PROBLEM – The entries that follow should be written out exactly.

PROVIDED DATA –

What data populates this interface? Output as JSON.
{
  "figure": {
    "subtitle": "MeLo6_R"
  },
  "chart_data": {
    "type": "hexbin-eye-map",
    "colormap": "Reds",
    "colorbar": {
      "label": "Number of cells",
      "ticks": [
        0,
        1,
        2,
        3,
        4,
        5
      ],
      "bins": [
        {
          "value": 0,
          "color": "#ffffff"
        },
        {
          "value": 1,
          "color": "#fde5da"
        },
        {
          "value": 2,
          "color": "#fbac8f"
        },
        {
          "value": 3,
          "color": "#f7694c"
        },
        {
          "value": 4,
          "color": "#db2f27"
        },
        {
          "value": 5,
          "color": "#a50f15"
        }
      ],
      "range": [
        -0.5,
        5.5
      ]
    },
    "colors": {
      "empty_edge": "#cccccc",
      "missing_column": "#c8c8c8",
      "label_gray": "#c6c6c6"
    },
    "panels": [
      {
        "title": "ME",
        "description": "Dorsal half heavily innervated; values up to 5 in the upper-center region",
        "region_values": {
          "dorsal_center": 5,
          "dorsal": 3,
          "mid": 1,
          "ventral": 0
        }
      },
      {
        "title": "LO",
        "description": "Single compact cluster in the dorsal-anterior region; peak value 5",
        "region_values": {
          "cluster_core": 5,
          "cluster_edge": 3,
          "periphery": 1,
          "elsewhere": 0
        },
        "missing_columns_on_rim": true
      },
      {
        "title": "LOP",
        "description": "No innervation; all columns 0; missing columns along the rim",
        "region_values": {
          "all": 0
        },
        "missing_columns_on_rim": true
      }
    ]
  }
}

RESULT OF THIS EXERCISE –
What data populates this interface? Output as JSON.
{
  "figure": {
    "subtitle": "MeLo6_R"
  },
  "chart_data": {
    "type": "hexbin-eye-map",
    "colormap": "Reds",
    "colorbar": {
      "label": "Number of cells",
      "ticks": [
        0,
        1,
        2,
        3,
        4,
        5
      ],
      "bins": [
        {
          "value": 0,
          "color": "#ffffff"
        },
        {
          "value": 1,
          "color": "#fde5da"
        },
        {
          "value": 2,
          "color": "#fbac8f"
        },
        {
          "value": 3,
          "color": "#f7694c"
        },
        {
          "value": 4,
          "color": "#db2f27"
        },
        {
          "value": 5,
          "color": "#a50f15"
        }
      ],
      "range": [
        -0.5,
        5.5
      ]
    },
    "colors": {
      "empty_edge": "#cccccc",
      "missing_column": "#c8c8c8",
      "label_gray": "#c6c6c6"
    },
    "panels": [
      {
        "title": "ME",
        "description": "Dorsal half heavily innervated; values up to 5 in the upper-center region",
        "region_values": {
          "dorsal_center": 5,
          "dorsal": 3,
          "mid": 1,
          "ventral": 0
        }
      },
      {
        "title": "LO",
        "description": "Single compact cluster in the dorsal-anterior region; peak value 5",
        "region_values": {
          "cluster_core": 5,
          "cluster_edge": 3,
          "periphery": 1,
          "elsewhere": 0
        },
        "missing_columns_on_rim": true
      },
      {
        "title": "LOP",
        "description": "No innervation; all columns 0; missing columns along the rim",
        "region_values": {
          "all": 0
        },
        "missing_columns_on_rim": true
      }
    ]
  }
}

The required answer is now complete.